PROBLEM: Omit all images. Transcribe the rest of the material below exactly.

DATA TO PROCESS:
□ □ □ □ □

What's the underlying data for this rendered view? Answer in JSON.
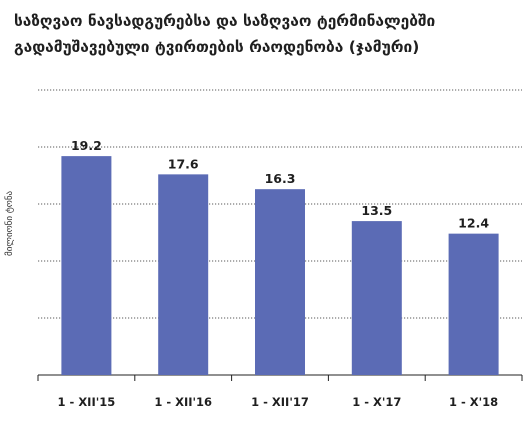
{
  "chart_data": {
    "type": "bar",
    "title_lines": [
      "საზღვაო ნავსადგურებსა და საზღვაო ტერმინალებში",
      "გადამუშავებული ტვირთების რაოდენობა (ჯამური)"
    ],
    "ylabel": "მილიონი ტონა",
    "categories": [
      "1 - XII'15",
      "1 - XII'16",
      "1 - XII'17",
      "1 - X'17",
      "1 - X'18"
    ],
    "values": [
      19.2,
      17.6,
      16.3,
      13.5,
      12.4
    ],
    "value_labels": [
      "19.2",
      "17.6",
      "16.3",
      "13.5",
      "12.4"
    ],
    "ylim": [
      0,
      25
    ],
    "grid": true,
    "bar_color": "#5b6bb5"
  }
}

□ □ □ □ □

WRITTEN ANSWER:
What's the underlying data for this rendered view? Answer in JSON.
{
  "chart_data": {
    "type": "bar",
    "title_lines": [
      "საზღვაო ნავსადგურებსა და საზღვაო ტერმინალებში",
      "გადამუშავებული ტვირთების რაოდენობა (ჯამური)"
    ],
    "ylabel": "მილიონი ტონა",
    "categories": [
      "1 - XII'15",
      "1 - XII'16",
      "1 - XII'17",
      "1 - X'17",
      "1 - X'18"
    ],
    "values": [
      19.2,
      17.6,
      16.3,
      13.5,
      12.4
    ],
    "value_labels": [
      "19.2",
      "17.6",
      "16.3",
      "13.5",
      "12.4"
    ],
    "ylim": [
      0,
      25
    ],
    "grid": true,
    "bar_color": "#5b6bb5"
  }
}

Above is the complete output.